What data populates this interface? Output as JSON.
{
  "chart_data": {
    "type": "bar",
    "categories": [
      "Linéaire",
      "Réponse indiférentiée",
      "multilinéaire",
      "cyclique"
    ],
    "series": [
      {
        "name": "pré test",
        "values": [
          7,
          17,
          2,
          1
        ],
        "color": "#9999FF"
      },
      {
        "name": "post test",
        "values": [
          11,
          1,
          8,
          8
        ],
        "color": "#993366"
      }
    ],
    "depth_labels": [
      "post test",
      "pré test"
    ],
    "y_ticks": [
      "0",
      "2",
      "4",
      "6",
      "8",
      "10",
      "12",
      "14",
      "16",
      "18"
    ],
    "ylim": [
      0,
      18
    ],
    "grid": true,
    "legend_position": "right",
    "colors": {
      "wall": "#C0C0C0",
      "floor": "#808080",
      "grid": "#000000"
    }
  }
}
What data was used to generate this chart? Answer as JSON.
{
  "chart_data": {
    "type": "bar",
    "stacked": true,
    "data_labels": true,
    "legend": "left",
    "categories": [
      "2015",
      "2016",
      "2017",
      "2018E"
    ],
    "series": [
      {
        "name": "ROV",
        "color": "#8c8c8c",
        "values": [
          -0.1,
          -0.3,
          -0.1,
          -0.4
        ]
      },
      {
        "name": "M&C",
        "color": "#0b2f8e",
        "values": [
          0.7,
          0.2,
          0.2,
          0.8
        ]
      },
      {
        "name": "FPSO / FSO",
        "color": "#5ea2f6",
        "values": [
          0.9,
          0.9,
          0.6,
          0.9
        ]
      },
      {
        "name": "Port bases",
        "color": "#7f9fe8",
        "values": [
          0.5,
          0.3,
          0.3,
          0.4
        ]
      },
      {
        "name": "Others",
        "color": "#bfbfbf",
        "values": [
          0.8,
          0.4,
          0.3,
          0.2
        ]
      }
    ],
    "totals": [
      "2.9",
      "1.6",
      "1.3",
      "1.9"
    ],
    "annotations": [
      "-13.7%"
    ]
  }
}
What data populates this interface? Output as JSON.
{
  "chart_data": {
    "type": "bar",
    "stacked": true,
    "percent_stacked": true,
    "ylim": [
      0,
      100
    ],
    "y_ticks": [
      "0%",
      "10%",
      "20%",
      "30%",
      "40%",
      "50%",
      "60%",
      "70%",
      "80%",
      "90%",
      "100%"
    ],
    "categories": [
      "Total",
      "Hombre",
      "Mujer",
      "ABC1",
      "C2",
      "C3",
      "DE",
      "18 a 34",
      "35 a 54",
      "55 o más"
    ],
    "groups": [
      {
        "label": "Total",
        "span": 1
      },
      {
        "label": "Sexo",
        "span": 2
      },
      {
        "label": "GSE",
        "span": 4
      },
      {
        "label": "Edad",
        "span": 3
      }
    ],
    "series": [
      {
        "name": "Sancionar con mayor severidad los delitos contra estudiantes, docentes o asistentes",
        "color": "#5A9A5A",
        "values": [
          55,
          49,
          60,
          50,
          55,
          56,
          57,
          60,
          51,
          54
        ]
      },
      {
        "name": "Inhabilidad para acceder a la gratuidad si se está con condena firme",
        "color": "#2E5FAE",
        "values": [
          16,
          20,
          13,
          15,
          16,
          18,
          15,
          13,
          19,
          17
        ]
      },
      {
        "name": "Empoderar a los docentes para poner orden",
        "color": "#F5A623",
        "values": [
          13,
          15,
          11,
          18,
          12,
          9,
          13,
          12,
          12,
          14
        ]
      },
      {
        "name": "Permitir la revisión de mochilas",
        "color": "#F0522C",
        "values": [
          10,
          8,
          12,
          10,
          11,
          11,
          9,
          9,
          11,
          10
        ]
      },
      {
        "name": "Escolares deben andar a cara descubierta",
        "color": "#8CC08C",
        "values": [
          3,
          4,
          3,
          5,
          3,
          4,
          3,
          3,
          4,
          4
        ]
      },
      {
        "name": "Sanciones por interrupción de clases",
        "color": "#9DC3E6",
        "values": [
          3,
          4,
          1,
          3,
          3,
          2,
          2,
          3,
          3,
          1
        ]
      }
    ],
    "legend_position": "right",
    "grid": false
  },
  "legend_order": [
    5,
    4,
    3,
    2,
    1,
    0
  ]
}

________

Return the entries in full, keeping every line exactly as it is.

What data populates this interface? Output as JSON.
{
  "chart_data": {
    "type": "bar",
    "categories": [
      "Linéaire",
      "Réponse indiférentiée",
      "multilinéaire",
      "cyclique"
    ],
    "series": [
      {
        "name": "pré test",
        "values": [
          7,
          17,
          2,
          1
        ],
        "color": "#9999FF"
      },
      {
        "name": "post test",
        "values": [
          11,
          1,
          8,
          8
        ],
        "color": "#993366"
      }
    ],
    "depth_labels": [
      "post test",
      "pré test"
    ],
    "y_ticks": [
      "0",
      "2",
      "4",
      "6",
      "8",
      "10",
      "12",
      "14",
      "16",
      "18"
    ],
    "ylim": [
      0,
      18
    ],
    "grid": true,
    "legend_position": "right",
    "colors": {
      "wall": "#C0C0C0",
      "floor": "#808080",
      "grid": "#000000"
    }
  }
}
What data was used to generate this chart? Answer as JSON.
{
  "chart_data": {
    "type": "bar",
    "stacked": true,
    "data_labels": true,
    "legend": "left",
    "categories": [
      "2015",
      "2016",
      "2017",
      "2018E"
    ],
    "series": [
      {
        "name": "ROV",
        "color": "#8c8c8c",
        "values": [
          -0.1,
          -0.3,
          -0.1,
          -0.4
        ]
      },
      {
        "name": "M&C",
        "color": "#0b2f8e",
        "values": [
          0.7,
          0.2,
          0.2,
          0.8
        ]
      },
      {
        "name": "FPSO / FSO",
        "color": "#5ea2f6",
        "values": [
          0.9,
          0.9,
          0.6,
          0.9
        ]
      },
      {
        "name": "Port bases",
        "color": "#7f9fe8",
        "values": [
          0.5,
          0.3,
          0.3,
          0.4
        ]
      },
      {
        "name": "Others",
        "color": "#bfbfbf",
        "values": [
          0.8,
          0.4,
          0.3,
          0.2
        ]
      }
    ],
    "totals": [
      "2.9",
      "1.6",
      "1.3",
      "1.9"
    ],
    "annotations": [
      "-13.7%"
    ]
  }
}
What data populates this interface? Output as JSON.
{
  "chart_data": {
    "type": "bar",
    "stacked": true,
    "percent_stacked": true,
    "ylim": [
      0,
      100
    ],
    "y_ticks": [
      "0%",
      "10%",
      "20%",
      "30%",
      "40%",
      "50%",
      "60%",
      "70%",
      "80%",
      "90%",
      "100%"
    ],
    "categories": [
      "Total",
      "Hombre",
      "Mujer",
      "ABC1",
      "C2",
      "C3",
      "DE",
      "18 a 34",
      "35 a 54",
      "55 o más"
    ],
    "groups": [
      {
        "label": "Total",
        "span": 1
      },
      {
        "label": "Sexo",
        "span": 2
      },
      {
        "label": "GSE",
        "span": 4
      },
      {
        "label": "Edad",
        "span": 3
      }
    ],
    "series": [
      {
        "name": "Sancionar con mayor severidad los delitos contra estudiantes, docentes o asistentes",
        "color": "#5A9A5A",
        "values": [
          55,
          49,
          60,
          50,
          55,
          56,
          57,
          60,
          51,
          54
        ]
      },
      {
        "name": "Inhabilidad para acceder a la gratuidad si se está con condena firme",
        "color": "#2E5FAE",
        "values": [
          16,
          20,
          13,
          15,
          16,
          18,
          15,
          13,
          19,
          17
        ]
      },
      {
        "name": "Empoderar a los docentes para poner orden",
        "color": "#F5A623",
        "values": [
          13,
          15,
          11,
          18,
          12,
          9,
          13,
          12,
          12,
          14
        ]
      },
      {
        "name": "Permitir la revisión de mochilas",
        "color": "#F0522C",
        "values": [
          10,
          8,
          12,
          10,
          11,
          11,
          9,
          9,
          11,
          10
        ]
      },
      {
        "name": "Escolares deben andar a cara descubierta",
        "color": "#8CC08C",
        "values": [
          3,
          4,
          3,
          5,
          3,
          4,
          3,
          3,
          4,
          4
        ]
      },
      {
        "name": "Sanciones por interrupción de clases",
        "color": "#9DC3E6",
        "values": [
          3,
          4,
          1,
          3,
          3,
          2,
          2,
          3,
          3,
          1
        ]
      }
    ],
    "legend_position": "right",
    "grid": false
  },
  "legend_order": [
    5,
    4,
    3,
    2,
    1,
    0
  ]
}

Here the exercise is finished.